Jacques HM Cohen 12 01 2024
Sur les ondes de RCF: LIEN
La chronique actualité avec le Professeur Jacques Cohen, la première de 2024. Jacques Cohen, bonjour.
Bonjour, bonne année, meilleurs vœux.
Et bien on les reçoit, on les partage avec les auditeurs de RCF et on vous les retourne aussi une très bonne, une très bonne santé, c’est important, en plus quand on s’adresse à un professeur de médecine et puis évidement nos meilleurs vœux pour cette année 2024. Jacques Cohen, aujourd’hui vous voulez nous parler de la loi immigration. Si l’on fait une photo de cette loi, Jacques Cohen, pour rappeler un petit peu les faits, aussi pour que nos auditeurs sachent de quoi on parle, c’est quoi le sujet ?
Et bien la loi immigration est un catalogue ou un bric-à-brac de slogans vides et de mesures défavorables et inefficaces. Ce qui est spectaculaire, c’est qu’elle reprend tout un tas d’oripeaux de l’extrême droite, rachetés par les Républicains pour les revendre à Macron. Je ne sais pas s’ils vont faire beaucoup de bénéfices dans la transaction, mais globalement c’est quelque chose d’assez désastreux. Et à moyen terme cela montrera que Marine Le Pen comme Meloni n’a rien de sérieux sur l’immigration, car le problème est posé de travers à peu près par tout le monde en France parmi les politiques, pour ne pas s’attaquer aux choses sérieuses.

Immigration Bretonne à Saint Denis en 1906
Quelle est votre lecture, Jacques Cohen, pour dire que dans cette loi tout va de travers finalement ?
On ne va pas la détailler parce que ça serait trop long, mais prenons deux exemples caricaturaux de son absurdité. On insiste sur les obligations de quitter le territoire français. Sauf qu’on n’arrive même pas à en exécuter 10 % et rien n’est prévu pour que les pays d’origine soient contraints de les accepter, parce que c’est un problème de géopolitique globale comme on va le voir tout à l’heure. Les cautions dissuasives pour les étudiants sont une stupidité pour renvoyer ailleurs les gens éduqués et ne garder que les livreurs de pizzas. Donc on fait des gesticulations totalement inutiles. C’est intéressant parce qu’à terme si Marine Le Pen vient aux affaires, elle fera comme Meloni en Italie. Cela démontrera tout à fait que la rhétorique de l’extrême droite n’a aucune efficacité en ce domaine. On peut noter que Le RN est finalement plus lucide que d’autres en espérant que le Conseil Constitutionnel détricote la loi immigration ! Car sa crainte est de voir usés et démonétisés bien avant l’élection présidentielle, les attrape-nigauds qu’il promeut et que LR leur a volé pour les revendre à E Macron.
========================================================================
__Consignes__
1: Reproduisez le passage de la chronique sur la loi immigration qui va de « Bonjour, bonne année, meilleurs » jusqu'à « quoi le sujet ? ».
2: Prolongez la chronique radio sur la loi immigration au-delà de sa dernière phrase.
Les données ci-après proviennent d'une source différente de celle de la chronique.

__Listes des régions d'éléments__
========================================================================
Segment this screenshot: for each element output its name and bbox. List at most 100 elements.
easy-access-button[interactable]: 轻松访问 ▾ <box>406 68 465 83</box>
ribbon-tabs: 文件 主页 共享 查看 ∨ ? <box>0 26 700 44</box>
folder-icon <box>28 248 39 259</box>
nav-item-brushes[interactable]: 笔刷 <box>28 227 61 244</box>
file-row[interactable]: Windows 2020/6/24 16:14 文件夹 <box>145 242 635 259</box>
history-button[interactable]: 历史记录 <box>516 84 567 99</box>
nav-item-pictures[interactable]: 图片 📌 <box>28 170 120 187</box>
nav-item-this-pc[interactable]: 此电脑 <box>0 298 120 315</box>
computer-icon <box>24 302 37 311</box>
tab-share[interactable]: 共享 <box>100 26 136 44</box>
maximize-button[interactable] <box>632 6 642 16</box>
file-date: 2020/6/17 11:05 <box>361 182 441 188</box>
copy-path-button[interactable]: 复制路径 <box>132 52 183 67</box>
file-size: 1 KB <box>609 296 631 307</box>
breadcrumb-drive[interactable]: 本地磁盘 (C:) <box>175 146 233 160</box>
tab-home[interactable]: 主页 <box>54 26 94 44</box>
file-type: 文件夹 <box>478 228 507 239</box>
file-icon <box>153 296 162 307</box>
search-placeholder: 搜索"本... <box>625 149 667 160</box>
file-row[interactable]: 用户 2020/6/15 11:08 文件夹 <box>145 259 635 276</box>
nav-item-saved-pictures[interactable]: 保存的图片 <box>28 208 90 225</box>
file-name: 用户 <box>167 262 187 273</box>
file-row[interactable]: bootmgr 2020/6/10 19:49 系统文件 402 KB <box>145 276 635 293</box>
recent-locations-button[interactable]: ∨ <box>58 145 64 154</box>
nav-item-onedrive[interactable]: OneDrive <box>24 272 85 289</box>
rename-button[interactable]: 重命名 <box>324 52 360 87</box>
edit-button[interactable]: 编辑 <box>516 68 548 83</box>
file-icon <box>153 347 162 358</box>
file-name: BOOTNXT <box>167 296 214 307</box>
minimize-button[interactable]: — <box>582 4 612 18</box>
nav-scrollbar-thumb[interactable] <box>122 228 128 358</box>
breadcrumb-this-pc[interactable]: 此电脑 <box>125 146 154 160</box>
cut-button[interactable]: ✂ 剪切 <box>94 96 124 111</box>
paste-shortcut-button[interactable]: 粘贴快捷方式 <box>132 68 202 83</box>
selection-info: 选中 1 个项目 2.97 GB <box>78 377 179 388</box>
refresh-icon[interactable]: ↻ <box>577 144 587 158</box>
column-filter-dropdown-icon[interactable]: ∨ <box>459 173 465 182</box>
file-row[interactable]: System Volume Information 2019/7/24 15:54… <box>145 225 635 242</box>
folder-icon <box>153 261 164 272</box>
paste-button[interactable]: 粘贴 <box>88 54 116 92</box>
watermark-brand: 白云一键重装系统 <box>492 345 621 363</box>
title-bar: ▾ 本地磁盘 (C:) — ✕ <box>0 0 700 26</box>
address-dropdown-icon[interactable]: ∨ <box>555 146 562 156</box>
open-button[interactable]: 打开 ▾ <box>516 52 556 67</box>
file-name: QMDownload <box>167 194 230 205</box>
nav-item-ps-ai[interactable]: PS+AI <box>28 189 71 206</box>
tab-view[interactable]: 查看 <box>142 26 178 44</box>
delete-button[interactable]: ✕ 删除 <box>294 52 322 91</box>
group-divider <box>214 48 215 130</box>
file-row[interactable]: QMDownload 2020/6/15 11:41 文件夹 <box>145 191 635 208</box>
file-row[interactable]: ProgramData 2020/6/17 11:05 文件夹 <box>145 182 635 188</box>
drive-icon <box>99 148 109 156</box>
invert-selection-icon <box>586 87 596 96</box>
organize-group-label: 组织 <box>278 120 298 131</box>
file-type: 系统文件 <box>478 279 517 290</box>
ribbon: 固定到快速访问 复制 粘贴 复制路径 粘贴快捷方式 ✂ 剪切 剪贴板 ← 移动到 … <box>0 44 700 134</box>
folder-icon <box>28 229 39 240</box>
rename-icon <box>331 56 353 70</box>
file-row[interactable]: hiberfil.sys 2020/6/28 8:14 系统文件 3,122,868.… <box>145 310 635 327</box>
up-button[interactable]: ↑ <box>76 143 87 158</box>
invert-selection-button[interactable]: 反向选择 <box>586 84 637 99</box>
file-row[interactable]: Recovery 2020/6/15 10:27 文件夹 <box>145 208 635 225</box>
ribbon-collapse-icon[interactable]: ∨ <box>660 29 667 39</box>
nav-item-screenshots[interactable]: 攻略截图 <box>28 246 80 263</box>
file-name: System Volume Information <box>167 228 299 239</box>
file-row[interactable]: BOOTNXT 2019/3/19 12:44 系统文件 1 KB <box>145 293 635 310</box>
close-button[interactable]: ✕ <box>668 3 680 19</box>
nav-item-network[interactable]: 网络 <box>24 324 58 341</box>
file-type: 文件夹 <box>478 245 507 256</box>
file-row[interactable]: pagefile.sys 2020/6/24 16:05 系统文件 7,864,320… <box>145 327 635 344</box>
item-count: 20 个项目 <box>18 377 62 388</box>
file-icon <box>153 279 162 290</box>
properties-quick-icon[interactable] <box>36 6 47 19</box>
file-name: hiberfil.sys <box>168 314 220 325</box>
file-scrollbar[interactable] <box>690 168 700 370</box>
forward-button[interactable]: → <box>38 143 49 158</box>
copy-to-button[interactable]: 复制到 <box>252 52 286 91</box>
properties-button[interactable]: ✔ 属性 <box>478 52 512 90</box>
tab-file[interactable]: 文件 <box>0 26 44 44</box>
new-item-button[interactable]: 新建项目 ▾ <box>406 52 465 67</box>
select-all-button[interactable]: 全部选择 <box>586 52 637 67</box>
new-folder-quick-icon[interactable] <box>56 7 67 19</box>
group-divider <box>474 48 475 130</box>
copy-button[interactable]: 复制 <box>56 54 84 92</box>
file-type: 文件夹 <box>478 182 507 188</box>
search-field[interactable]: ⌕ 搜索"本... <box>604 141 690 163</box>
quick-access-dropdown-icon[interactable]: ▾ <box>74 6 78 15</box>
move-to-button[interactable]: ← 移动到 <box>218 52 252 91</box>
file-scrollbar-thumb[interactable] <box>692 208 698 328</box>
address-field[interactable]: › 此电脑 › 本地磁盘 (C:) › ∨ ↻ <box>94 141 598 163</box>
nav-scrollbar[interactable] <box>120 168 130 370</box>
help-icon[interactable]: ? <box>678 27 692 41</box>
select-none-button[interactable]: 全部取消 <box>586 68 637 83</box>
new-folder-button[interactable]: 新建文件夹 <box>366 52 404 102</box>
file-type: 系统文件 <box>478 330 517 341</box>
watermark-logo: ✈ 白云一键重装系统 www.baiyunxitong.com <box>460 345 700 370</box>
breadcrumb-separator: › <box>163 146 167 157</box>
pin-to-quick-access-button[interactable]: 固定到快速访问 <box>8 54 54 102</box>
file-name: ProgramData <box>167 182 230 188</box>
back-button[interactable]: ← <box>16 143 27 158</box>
========================================================================
__Réponses attendues__
1:
Bonjour, bonne année, meilleurs vœux.
Et bien on les reçoit, on les partage avec les auditeurs de RCF et on vous les retourne aussi une très bonne, une très bonne santé, c’est important, en plus quand on s’adresse à un professeur de médecine et puis évidement nos meilleurs vœux pour cette année 2024. Jacques Cohen, aujourd’hui vous voulez nous parler de la loi immigration. Si l’on fait une photo de cette loi, Jacques Cohen, pour rappeler un petit peu les faits, aussi pour que nos auditeurs sachent de quoi on parle, c’est quoi le sujet ?

2:
Alors je me situe justement sur le plan de l’efficacité et pas de la morale. La morale, il y aurait beaucoup à dire, mais je me situe sur le plan de l’efficacité et de ce point de vue-là, cette loi est encore une fois un coup d’épée dans l’eau. Et je voudrais quand même rappeler ou apprendre à certains que je suis fils d’immigré par mon père. Il a gardé précieusement, et j’en ai hérité, son billet de bateau de 3ème classe quand il est venu en France. La question de l’immigration est une chose trop sérieuse pour être laissée aux braillards sur des points de vue idéologiques et racistes alors que le problème est beaucoup plus sérieux et beaucoup plus vaste. Parce que j’ai justement choisi comme angle, « que ferait Henry Kissinger ?», c’est-à-dire le pape, si je puis dire sur cette antenne, de la real-politik, du réalisme de l’analyse et des mesures en fonction, et non pas d’indignation morale.
Un petit mot sur ce personnage que tout le monde ne connaît peut-être pas forcément ?
Et bien, Henry Kissinger a été secrétaire d’état aux États-Unis, puis il a surtout été conseiller diplomatique jusqu’à l’âge de 100 ans, il vient de décéder, et il était réputé justement pour des analyses tout à fait pertinentes et la proposition de mesures qui en découlaient qui rappelaient que les Etats ont des intérêts et pas d’autres choses. Et que les rapports de force déterminent ce que l’on peut faire et qu’il ne sert à rien de se lamenter ou de faire des incantations hors des rapports de force. Et d’ailleurs Henry Kissinger était né Heinz Kissinger en Allemagne et il avait dû fuir comme gamin les persécutions nazies, ce qui lui avait laissé quand même un certain scepticisme sur la nature humaine.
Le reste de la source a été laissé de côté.